--- PROBLEM DETAILS ---
Each entry in the listing below should be restated word for word.
___ MATERIAL PROVIDED
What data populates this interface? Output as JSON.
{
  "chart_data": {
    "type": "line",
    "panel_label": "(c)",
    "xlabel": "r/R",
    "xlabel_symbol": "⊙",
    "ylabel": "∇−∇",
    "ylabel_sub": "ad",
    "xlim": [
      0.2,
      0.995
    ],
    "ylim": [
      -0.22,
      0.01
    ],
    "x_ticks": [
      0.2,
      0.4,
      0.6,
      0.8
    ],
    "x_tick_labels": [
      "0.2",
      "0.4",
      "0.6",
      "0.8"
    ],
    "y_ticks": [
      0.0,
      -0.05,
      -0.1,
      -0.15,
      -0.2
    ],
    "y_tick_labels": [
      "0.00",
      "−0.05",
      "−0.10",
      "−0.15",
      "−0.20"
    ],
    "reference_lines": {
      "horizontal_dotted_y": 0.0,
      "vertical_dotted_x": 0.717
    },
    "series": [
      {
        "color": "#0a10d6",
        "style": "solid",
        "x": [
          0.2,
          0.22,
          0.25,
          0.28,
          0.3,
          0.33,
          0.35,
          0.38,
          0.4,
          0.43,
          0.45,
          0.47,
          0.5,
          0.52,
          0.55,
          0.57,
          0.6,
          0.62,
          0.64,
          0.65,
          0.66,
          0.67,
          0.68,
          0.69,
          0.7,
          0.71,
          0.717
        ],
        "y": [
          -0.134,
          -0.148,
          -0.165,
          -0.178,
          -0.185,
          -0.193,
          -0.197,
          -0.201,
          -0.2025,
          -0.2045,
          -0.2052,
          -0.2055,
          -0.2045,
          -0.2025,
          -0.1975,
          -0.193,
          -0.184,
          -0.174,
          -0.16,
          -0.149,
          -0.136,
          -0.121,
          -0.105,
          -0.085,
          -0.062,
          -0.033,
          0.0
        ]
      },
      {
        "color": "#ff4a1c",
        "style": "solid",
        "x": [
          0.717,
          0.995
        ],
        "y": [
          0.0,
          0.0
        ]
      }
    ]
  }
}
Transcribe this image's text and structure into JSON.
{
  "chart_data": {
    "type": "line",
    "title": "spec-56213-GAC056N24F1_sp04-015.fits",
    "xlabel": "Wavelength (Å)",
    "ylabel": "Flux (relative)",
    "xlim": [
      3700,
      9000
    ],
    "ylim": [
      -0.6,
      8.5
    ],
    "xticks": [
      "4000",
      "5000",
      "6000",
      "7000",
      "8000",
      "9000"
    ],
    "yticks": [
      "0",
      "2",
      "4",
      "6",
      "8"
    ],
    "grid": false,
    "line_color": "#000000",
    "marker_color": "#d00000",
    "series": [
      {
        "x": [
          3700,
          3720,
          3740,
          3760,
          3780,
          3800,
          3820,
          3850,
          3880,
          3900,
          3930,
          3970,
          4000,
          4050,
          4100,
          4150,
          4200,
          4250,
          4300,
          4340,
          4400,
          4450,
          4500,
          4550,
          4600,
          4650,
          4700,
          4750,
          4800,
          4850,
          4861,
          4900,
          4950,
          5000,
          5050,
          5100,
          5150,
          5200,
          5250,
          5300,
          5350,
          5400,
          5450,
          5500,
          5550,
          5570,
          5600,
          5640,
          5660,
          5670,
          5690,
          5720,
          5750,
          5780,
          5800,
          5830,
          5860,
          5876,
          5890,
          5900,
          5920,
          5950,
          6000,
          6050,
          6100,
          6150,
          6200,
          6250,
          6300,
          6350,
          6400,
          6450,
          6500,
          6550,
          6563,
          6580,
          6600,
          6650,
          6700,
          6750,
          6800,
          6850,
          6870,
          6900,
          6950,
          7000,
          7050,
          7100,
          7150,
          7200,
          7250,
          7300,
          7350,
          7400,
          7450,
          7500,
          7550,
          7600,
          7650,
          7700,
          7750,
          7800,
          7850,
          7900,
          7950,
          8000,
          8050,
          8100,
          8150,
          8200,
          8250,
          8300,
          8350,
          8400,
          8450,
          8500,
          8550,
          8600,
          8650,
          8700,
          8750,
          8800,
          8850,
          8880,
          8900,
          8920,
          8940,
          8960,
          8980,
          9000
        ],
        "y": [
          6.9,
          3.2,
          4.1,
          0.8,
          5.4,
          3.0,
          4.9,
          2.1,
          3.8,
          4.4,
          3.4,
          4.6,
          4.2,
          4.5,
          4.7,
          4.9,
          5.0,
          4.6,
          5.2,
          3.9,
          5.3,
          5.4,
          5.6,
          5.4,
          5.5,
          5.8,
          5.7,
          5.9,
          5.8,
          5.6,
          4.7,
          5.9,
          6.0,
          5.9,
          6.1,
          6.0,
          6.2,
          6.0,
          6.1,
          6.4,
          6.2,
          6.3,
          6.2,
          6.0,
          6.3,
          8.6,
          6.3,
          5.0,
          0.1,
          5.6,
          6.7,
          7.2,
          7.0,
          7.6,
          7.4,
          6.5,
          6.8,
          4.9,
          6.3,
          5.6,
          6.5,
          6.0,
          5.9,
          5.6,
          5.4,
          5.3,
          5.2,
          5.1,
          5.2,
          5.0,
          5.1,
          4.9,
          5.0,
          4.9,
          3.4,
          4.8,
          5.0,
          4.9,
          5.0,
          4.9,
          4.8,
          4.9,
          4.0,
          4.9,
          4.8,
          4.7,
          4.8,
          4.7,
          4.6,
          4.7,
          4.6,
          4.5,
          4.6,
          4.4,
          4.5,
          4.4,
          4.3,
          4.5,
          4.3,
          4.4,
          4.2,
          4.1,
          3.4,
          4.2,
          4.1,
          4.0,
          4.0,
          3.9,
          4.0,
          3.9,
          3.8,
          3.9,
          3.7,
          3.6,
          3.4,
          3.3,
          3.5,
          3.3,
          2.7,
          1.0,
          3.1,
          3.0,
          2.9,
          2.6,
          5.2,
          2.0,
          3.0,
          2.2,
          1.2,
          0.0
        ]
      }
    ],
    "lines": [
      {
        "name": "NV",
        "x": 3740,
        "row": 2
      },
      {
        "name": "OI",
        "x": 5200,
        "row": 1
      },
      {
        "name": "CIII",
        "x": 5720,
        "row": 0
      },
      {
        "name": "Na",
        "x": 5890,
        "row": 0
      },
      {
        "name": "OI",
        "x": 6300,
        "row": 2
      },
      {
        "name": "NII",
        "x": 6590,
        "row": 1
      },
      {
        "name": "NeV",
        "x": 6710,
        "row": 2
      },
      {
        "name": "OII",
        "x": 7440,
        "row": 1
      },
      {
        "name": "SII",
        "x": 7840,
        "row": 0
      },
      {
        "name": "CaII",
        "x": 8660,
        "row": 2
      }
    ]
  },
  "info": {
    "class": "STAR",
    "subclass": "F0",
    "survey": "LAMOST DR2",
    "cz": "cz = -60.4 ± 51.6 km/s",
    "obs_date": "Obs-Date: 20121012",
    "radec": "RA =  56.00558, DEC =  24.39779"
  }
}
______
--- WRITTEN RESPONSE ---
What data populates this interface? Output as JSON.
{
  "chart_data": {
    "type": "line",
    "panel_label": "(c)",
    "xlabel": "r/R",
    "xlabel_symbol": "⊙",
    "ylabel": "∇−∇",
    "ylabel_sub": "ad",
    "xlim": [
      0.2,
      0.995
    ],
    "ylim": [
      -0.22,
      0.01
    ],
    "x_ticks": [
      0.2,
      0.4,
      0.6,
      0.8
    ],
    "x_tick_labels": [
      "0.2",
      "0.4",
      "0.6",
      "0.8"
    ],
    "y_ticks": [
      0.0,
      -0.05,
      -0.1,
      -0.15,
      -0.2
    ],
    "y_tick_labels": [
      "0.00",
      "−0.05",
      "−0.10",
      "−0.15",
      "−0.20"
    ],
    "reference_lines": {
      "horizontal_dotted_y": 0.0,
      "vertical_dotted_x": 0.717
    },
    "series": [
      {
        "color": "#0a10d6",
        "style": "solid",
        "x": [
          0.2,
          0.22,
          0.25,
          0.28,
          0.3,
          0.33,
          0.35,
          0.38,
          0.4,
          0.43,
          0.45,
          0.47,
          0.5,
          0.52,
          0.55,
          0.57,
          0.6,
          0.62,
          0.64,
          0.65,
          0.66,
          0.67,
          0.68,
          0.69,
          0.7,
          0.71,
          0.717
        ],
        "y": [
          -0.134,
          -0.148,
          -0.165,
          -0.178,
          -0.185,
          -0.193,
          -0.197,
          -0.201,
          -0.2025,
          -0.2045,
          -0.2052,
          -0.2055,
          -0.2045,
          -0.2025,
          -0.1975,
          -0.193,
          -0.184,
          -0.174,
          -0.16,
          -0.149,
          -0.136,
          -0.121,
          -0.105,
          -0.085,
          -0.062,
          -0.033,
          0.0
        ]
      },
      {
        "color": "#ff4a1c",
        "style": "solid",
        "x": [
          0.717,
          0.995
        ],
        "y": [
          0.0,
          0.0
        ]
      }
    ]
  }
}
Transcribe this image's text and structure into JSON.
{
  "chart_data": {
    "type": "line",
    "title": "spec-56213-GAC056N24F1_sp04-015.fits",
    "xlabel": "Wavelength (Å)",
    "ylabel": "Flux (relative)",
    "xlim": [
      3700,
      9000
    ],
    "ylim": [
      -0.6,
      8.5
    ],
    "xticks": [
      "4000",
      "5000",
      "6000",
      "7000",
      "8000",
      "9000"
    ],
    "yticks": [
      "0",
      "2",
      "4",
      "6",
      "8"
    ],
    "grid": false,
    "line_color": "#000000",
    "marker_color": "#d00000",
    "series": [
      {
        "x": [
          3700,
          3720,
          3740,
          3760,
          3780,
          3800,
          3820,
          3850,
          3880,
          3900,
          3930,
          3970,
          4000,
          4050,
          4100,
          4150,
          4200,
          4250,
          4300,
          4340,
          4400,
          4450,
          4500,
          4550,
          4600,
          4650,
          4700,
          4750,
          4800,
          4850,
          4861,
          4900,
          4950,
          5000,
          5050,
          5100,
          5150,
          5200,
          5250,
          5300,
          5350,
          5400,
          5450,
          5500,
          5550,
          5570,
          5600,
          5640,
          5660,
          5670,
          5690,
          5720,
          5750,
          5780,
          5800,
          5830,
          5860,
          5876,
          5890,
          5900,
          5920,
          5950,
          6000,
          6050,
          6100,
          6150,
          6200,
          6250,
          6300,
          6350,
          6400,
          6450,
          6500,
          6550,
          6563,
          6580,
          6600,
          6650,
          6700,
          6750,
          6800,
          6850,
          6870,
          6900,
          6950,
          7000,
          7050,
          7100,
          7150,
          7200,
          7250,
          7300,
          7350,
          7400,
          7450,
          7500,
          7550,
          7600,
          7650,
          7700,
          7750,
          7800,
          7850,
          7900,
          7950,
          8000,
          8050,
          8100,
          8150,
          8200,
          8250,
          8300,
          8350,
          8400,
          8450,
          8500,
          8550,
          8600,
          8650,
          8700,
          8750,
          8800,
          8850,
          8880,
          8900,
          8920,
          8940,
          8960,
          8980,
          9000
        ],
        "y": [
          6.9,
          3.2,
          4.1,
          0.8,
          5.4,
          3.0,
          4.9,
          2.1,
          3.8,
          4.4,
          3.4,
          4.6,
          4.2,
          4.5,
          4.7,
          4.9,
          5.0,
          4.6,
          5.2,
          3.9,
          5.3,
          5.4,
          5.6,
          5.4,
          5.5,
          5.8,
          5.7,
          5.9,
          5.8,
          5.6,
          4.7,
          5.9,
          6.0,
          5.9,
          6.1,
          6.0,
          6.2,
          6.0,
          6.1,
          6.4,
          6.2,
          6.3,
          6.2,
          6.0,
          6.3,
          8.6,
          6.3,
          5.0,
          0.1,
          5.6,
          6.7,
          7.2,
          7.0,
          7.6,
          7.4,
          6.5,
          6.8,
          4.9,
          6.3,
          5.6,
          6.5,
          6.0,
          5.9,
          5.6,
          5.4,
          5.3,
          5.2,
          5.1,
          5.2,
          5.0,
          5.1,
          4.9,
          5.0,
          4.9,
          3.4,
          4.8,
          5.0,
          4.9,
          5.0,
          4.9,
          4.8,
          4.9,
          4.0,
          4.9,
          4.8,
          4.7,
          4.8,
          4.7,
          4.6,
          4.7,
          4.6,
          4.5,
          4.6,
          4.4,
          4.5,
          4.4,
          4.3,
          4.5,
          4.3,
          4.4,
          4.2,
          4.1,
          3.4,
          4.2,
          4.1,
          4.0,
          4.0,
          3.9,
          4.0,
          3.9,
          3.8,
          3.9,
          3.7,
          3.6,
          3.4,
          3.3,
          3.5,
          3.3,
          2.7,
          1.0,
          3.1,
          3.0,
          2.9,
          2.6,
          5.2,
          2.0,
          3.0,
          2.2,
          1.2,
          0.0
        ]
      }
    ],
    "lines": [
      {
        "name": "NV",
        "x": 3740,
        "row": 2
      },
      {
        "name": "OI",
        "x": 5200,
        "row": 1
      },
      {
        "name": "CIII",
        "x": 5720,
        "row": 0
      },
      {
        "name": "Na",
        "x": 5890,
        "row": 0
      },
      {
        "name": "OI",
        "x": 6300,
        "row": 2
      },
      {
        "name": "NII",
        "x": 6590,
        "row": 1
      },
      {
        "name": "NeV",
        "x": 6710,
        "row": 2
      },
      {
        "name": "OII",
        "x": 7440,
        "row": 1
      },
      {
        "name": "SII",
        "x": 7840,
        "row": 0
      },
      {
        "name": "CaII",
        "x": 8660,
        "row": 2
      }
    ]
  },
  "info": {
    "class": "STAR",
    "subclass": "F0",
    "survey": "LAMOST DR2",
    "cz": "cz = -60.4 ± 51.6 km/s",
    "obs_date": "Obs-Date: 20121012",
    "radec": "RA =  56.00558, DEC =  24.39779"
  }
}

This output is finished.